* What is asked
Show each row that contains the string "sanft". Case counts.

* Task material
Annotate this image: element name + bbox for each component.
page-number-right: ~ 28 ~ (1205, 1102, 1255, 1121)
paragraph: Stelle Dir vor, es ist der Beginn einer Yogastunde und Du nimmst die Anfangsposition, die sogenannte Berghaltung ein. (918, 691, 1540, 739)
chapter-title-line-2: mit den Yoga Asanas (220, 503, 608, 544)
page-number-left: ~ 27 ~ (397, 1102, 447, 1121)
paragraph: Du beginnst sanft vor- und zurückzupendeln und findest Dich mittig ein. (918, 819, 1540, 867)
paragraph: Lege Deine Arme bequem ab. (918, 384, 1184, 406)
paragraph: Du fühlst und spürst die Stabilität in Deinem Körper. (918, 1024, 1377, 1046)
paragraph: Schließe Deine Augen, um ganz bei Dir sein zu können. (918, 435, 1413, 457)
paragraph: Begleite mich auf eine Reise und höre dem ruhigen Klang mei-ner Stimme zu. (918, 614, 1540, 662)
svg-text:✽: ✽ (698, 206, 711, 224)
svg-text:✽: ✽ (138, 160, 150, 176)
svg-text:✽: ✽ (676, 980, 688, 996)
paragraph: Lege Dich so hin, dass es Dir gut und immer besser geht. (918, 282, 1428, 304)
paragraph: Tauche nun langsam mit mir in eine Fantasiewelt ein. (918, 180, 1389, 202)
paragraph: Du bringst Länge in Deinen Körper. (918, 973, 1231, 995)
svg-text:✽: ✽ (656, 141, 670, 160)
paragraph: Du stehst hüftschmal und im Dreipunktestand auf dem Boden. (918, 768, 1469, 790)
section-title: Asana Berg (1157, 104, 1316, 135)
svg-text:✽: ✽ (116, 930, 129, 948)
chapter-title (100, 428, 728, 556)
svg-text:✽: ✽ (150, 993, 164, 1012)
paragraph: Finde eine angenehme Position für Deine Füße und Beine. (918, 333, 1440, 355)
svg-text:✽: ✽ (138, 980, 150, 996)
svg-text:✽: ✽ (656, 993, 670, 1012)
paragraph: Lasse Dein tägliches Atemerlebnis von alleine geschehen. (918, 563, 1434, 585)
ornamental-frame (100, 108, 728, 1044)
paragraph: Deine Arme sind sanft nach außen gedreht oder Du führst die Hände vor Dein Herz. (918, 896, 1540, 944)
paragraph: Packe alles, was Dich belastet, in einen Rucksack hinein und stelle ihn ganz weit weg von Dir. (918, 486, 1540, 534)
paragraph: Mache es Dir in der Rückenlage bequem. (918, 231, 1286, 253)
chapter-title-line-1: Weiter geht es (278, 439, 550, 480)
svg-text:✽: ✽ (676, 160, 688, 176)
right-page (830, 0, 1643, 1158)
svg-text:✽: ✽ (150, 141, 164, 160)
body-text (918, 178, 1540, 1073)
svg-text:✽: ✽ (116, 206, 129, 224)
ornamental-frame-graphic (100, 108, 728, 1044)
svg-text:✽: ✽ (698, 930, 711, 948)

* Answer to the exercise
paragraph: Du beginnst sanft vor- und zurückzupendeln und findest Dich mittig ein. (918, 819, 1540, 867)
paragraph: Deine Arme sind sanft nach außen gedreht oder Du führst die Hände vor Dein Herz. (918, 896, 1540, 944)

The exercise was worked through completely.